*THE REQUEST:* Each line of the material below that holds the word "color" needs to be copied.

*INPUT MATERIAL:*
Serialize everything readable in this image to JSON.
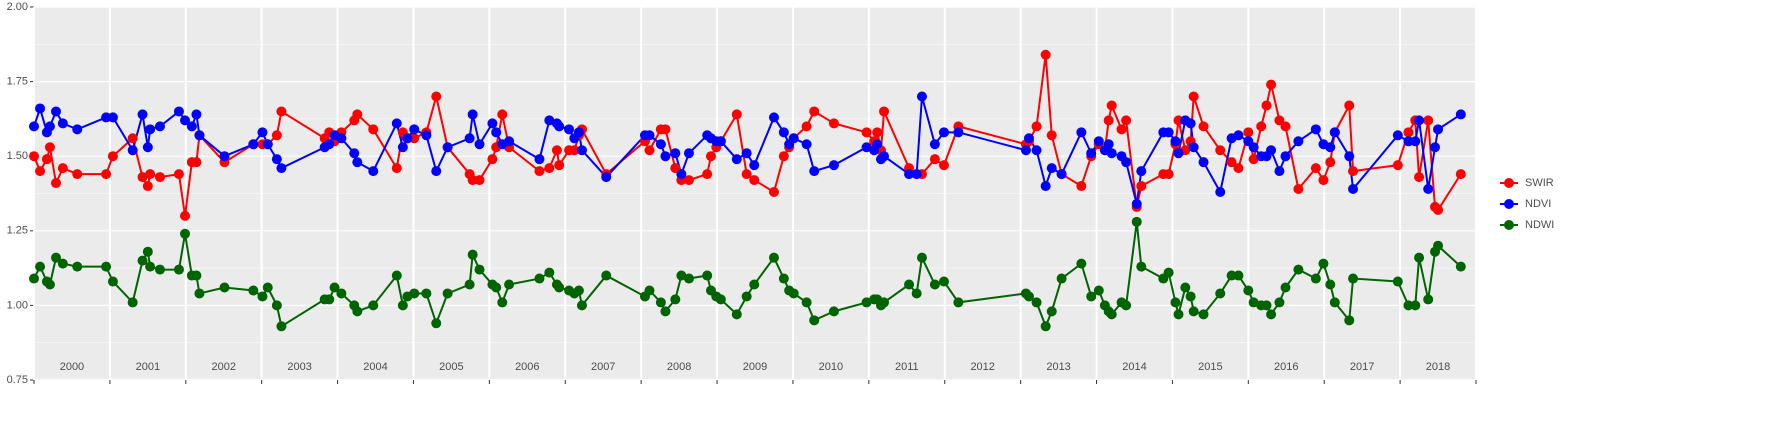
{
  "chart_data": {
    "type": "line",
    "x": [
      2000.0,
      2000.08,
      2000.17,
      2000.21,
      2000.29,
      2000.38,
      2000.57,
      2000.95,
      2001.04,
      2001.3,
      2001.43,
      2001.5,
      2001.53,
      2001.66,
      2001.91,
      2001.99,
      2002.08,
      2002.14,
      2002.18,
      2002.51,
      2002.89,
      2003.01,
      2003.08,
      2003.2,
      2003.26,
      2003.83,
      2003.89,
      2003.96,
      2004.05,
      2004.22,
      2004.26,
      2004.47,
      2004.78,
      2004.86,
      2004.92,
      2005.01,
      2005.17,
      2005.3,
      2005.45,
      2005.74,
      2005.78,
      2005.87,
      2006.04,
      2006.09,
      2006.17,
      2006.26,
      2006.66,
      2006.79,
      2006.89,
      2006.92,
      2007.05,
      2007.12,
      2007.18,
      2007.22,
      2007.54,
      2008.05,
      2008.11,
      2008.26,
      2008.32,
      2008.45,
      2008.53,
      2008.63,
      2008.87,
      2008.92,
      2008.99,
      2009.05,
      2009.26,
      2009.39,
      2009.49,
      2009.75,
      2009.88,
      2009.95,
      2010.01,
      2010.18,
      2010.28,
      2010.54,
      2010.97,
      2011.07,
      2011.11,
      2011.16,
      2011.2,
      2011.53,
      2011.63,
      2011.7,
      2011.87,
      2011.99,
      2012.18,
      2013.07,
      2013.11,
      2013.21,
      2013.33,
      2013.41,
      2013.54,
      2013.8,
      2013.93,
      2014.03,
      2014.11,
      2014.16,
      2014.2,
      2014.33,
      2014.39,
      2014.53,
      2014.59,
      2014.88,
      2014.95,
      2015.04,
      2015.08,
      2015.17,
      2015.24,
      2015.28,
      2015.41,
      2015.63,
      2015.78,
      2015.87,
      2016.0,
      2016.07,
      2016.17,
      2016.24,
      2016.3,
      2016.41,
      2016.49,
      2016.66,
      2016.89,
      2016.99,
      2017.08,
      2017.14,
      2017.33,
      2017.38,
      2017.97,
      2018.11,
      2018.2,
      2018.25,
      2018.37,
      2018.46,
      2018.5,
      2018.8
    ],
    "series": [
      {
        "name": "SWIR",
        "color": "#ff0000",
        "values": [
          1.5,
          1.45,
          1.49,
          1.53,
          1.41,
          1.46,
          1.44,
          1.44,
          1.5,
          1.56,
          1.43,
          1.4,
          1.44,
          1.43,
          1.44,
          1.3,
          1.48,
          1.48,
          1.57,
          1.48,
          1.54,
          1.54,
          1.54,
          1.57,
          1.65,
          1.56,
          1.58,
          1.55,
          1.58,
          1.62,
          1.64,
          1.59,
          1.46,
          1.58,
          1.56,
          1.56,
          1.58,
          1.7,
          1.53,
          1.44,
          1.42,
          1.42,
          1.49,
          1.53,
          1.64,
          1.53,
          1.45,
          1.46,
          1.52,
          1.47,
          1.52,
          1.52,
          1.57,
          1.59,
          1.44,
          1.55,
          1.52,
          1.59,
          1.59,
          1.46,
          1.42,
          1.42,
          1.44,
          1.5,
          1.53,
          1.55,
          1.64,
          1.44,
          1.42,
          1.38,
          1.5,
          1.53,
          1.56,
          1.6,
          1.65,
          1.61,
          1.58,
          1.55,
          1.58,
          1.52,
          1.65,
          1.46,
          1.44,
          1.44,
          1.49,
          1.47,
          1.6,
          1.54,
          1.55,
          1.6,
          1.84,
          1.57,
          1.44,
          1.4,
          1.5,
          1.54,
          1.52,
          1.62,
          1.67,
          1.59,
          1.62,
          1.33,
          1.4,
          1.44,
          1.44,
          1.54,
          1.62,
          1.52,
          1.55,
          1.7,
          1.6,
          1.52,
          1.48,
          1.46,
          1.58,
          1.49,
          1.6,
          1.67,
          1.74,
          1.62,
          1.6,
          1.39,
          1.46,
          1.42,
          1.48,
          1.58,
          1.67,
          1.45,
          1.47,
          1.58,
          1.62,
          1.43,
          1.62,
          1.33,
          1.32,
          1.44
        ]
      },
      {
        "name": "NDVI",
        "color": "#0000ff",
        "values": [
          1.6,
          1.66,
          1.58,
          1.6,
          1.65,
          1.61,
          1.59,
          1.63,
          1.63,
          1.52,
          1.64,
          1.53,
          1.59,
          1.6,
          1.65,
          1.62,
          1.6,
          1.64,
          1.57,
          1.5,
          1.54,
          1.58,
          1.54,
          1.49,
          1.46,
          1.53,
          1.54,
          1.57,
          1.56,
          1.51,
          1.48,
          1.45,
          1.61,
          1.53,
          1.56,
          1.59,
          1.57,
          1.45,
          1.53,
          1.56,
          1.64,
          1.54,
          1.61,
          1.58,
          1.54,
          1.55,
          1.49,
          1.62,
          1.61,
          1.6,
          1.59,
          1.56,
          1.58,
          1.52,
          1.43,
          1.57,
          1.57,
          1.54,
          1.5,
          1.51,
          1.44,
          1.51,
          1.57,
          1.56,
          1.55,
          1.55,
          1.49,
          1.51,
          1.47,
          1.63,
          1.58,
          1.54,
          1.56,
          1.54,
          1.45,
          1.47,
          1.53,
          1.52,
          1.54,
          1.49,
          1.5,
          1.44,
          1.44,
          1.7,
          1.54,
          1.58,
          1.58,
          1.52,
          1.56,
          1.52,
          1.4,
          1.46,
          1.44,
          1.58,
          1.51,
          1.55,
          1.52,
          1.54,
          1.51,
          1.5,
          1.48,
          1.34,
          1.45,
          1.58,
          1.58,
          1.55,
          1.51,
          1.62,
          1.61,
          1.53,
          1.48,
          1.38,
          1.56,
          1.57,
          1.55,
          1.53,
          1.5,
          1.5,
          1.52,
          1.45,
          1.5,
          1.55,
          1.59,
          1.54,
          1.53,
          1.58,
          1.5,
          1.39,
          1.57,
          1.55,
          1.55,
          1.62,
          1.39,
          1.53,
          1.59,
          1.64
        ]
      },
      {
        "name": "NDWI",
        "color": "#006400",
        "values": [
          1.09,
          1.13,
          1.08,
          1.07,
          1.16,
          1.14,
          1.13,
          1.13,
          1.08,
          1.01,
          1.15,
          1.18,
          1.13,
          1.12,
          1.12,
          1.24,
          1.1,
          1.1,
          1.04,
          1.06,
          1.05,
          1.03,
          1.06,
          1.0,
          0.93,
          1.02,
          1.02,
          1.06,
          1.04,
          1.0,
          0.98,
          1.0,
          1.1,
          1.0,
          1.03,
          1.04,
          1.04,
          0.94,
          1.04,
          1.07,
          1.17,
          1.12,
          1.07,
          1.06,
          1.01,
          1.07,
          1.09,
          1.11,
          1.07,
          1.06,
          1.05,
          1.04,
          1.05,
          1.0,
          1.1,
          1.03,
          1.05,
          1.01,
          0.98,
          1.02,
          1.1,
          1.09,
          1.1,
          1.05,
          1.03,
          1.02,
          0.97,
          1.03,
          1.07,
          1.16,
          1.09,
          1.05,
          1.04,
          1.01,
          0.95,
          0.98,
          1.01,
          1.02,
          1.02,
          1.0,
          1.01,
          1.07,
          1.04,
          1.16,
          1.07,
          1.08,
          1.01,
          1.04,
          1.03,
          1.01,
          0.93,
          0.98,
          1.09,
          1.14,
          1.03,
          1.05,
          1.0,
          0.98,
          0.97,
          1.01,
          1.0,
          1.28,
          1.13,
          1.09,
          1.11,
          1.01,
          0.97,
          1.06,
          1.03,
          0.98,
          0.97,
          1.04,
          1.1,
          1.1,
          1.05,
          1.01,
          1.0,
          1.0,
          0.97,
          1.01,
          1.06,
          1.12,
          1.09,
          1.14,
          1.07,
          1.01,
          0.95,
          1.09,
          1.08,
          1.0,
          1.0,
          1.16,
          1.02,
          1.18,
          1.2,
          1.13
        ]
      }
    ],
    "xlim": [
      2000,
      2019
    ],
    "xticks": [
      {
        "value": 2000.5,
        "label": "2000"
      },
      {
        "value": 2001.5,
        "label": "2001"
      },
      {
        "value": 2002.5,
        "label": "2002"
      },
      {
        "value": 2003.5,
        "label": "2003"
      },
      {
        "value": 2004.5,
        "label": "2004"
      },
      {
        "value": 2005.5,
        "label": "2005"
      },
      {
        "value": 2006.5,
        "label": "2006"
      },
      {
        "value": 2007.5,
        "label": "2007"
      },
      {
        "value": 2008.5,
        "label": "2008"
      },
      {
        "value": 2009.5,
        "label": "2009"
      },
      {
        "value": 2010.5,
        "label": "2010"
      },
      {
        "value": 2011.5,
        "label": "2011"
      },
      {
        "value": 2012.5,
        "label": "2012"
      },
      {
        "value": 2013.5,
        "label": "2013"
      },
      {
        "value": 2014.5,
        "label": "2014"
      },
      {
        "value": 2015.5,
        "label": "2015"
      },
      {
        "value": 2016.5,
        "label": "2016"
      },
      {
        "value": 2017.5,
        "label": "2017"
      },
      {
        "value": 2018.5,
        "label": "2018"
      }
    ],
    "ylim": [
      0.75,
      2
    ],
    "yticks": [
      0.75,
      {
        "value": 1,
        "label": "1.00"
      },
      1.25,
      {
        "value": 1.5,
        "label": "1.50"
      },
      1.75,
      {
        "value": 2,
        "label": "2.00"
      }
    ],
    "grid": true,
    "legend": "right"
  }
}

*ANSWER TO THE TASK:*
        "color": "#ff0000",
        "color": "#0000ff",
        "color": "#006400",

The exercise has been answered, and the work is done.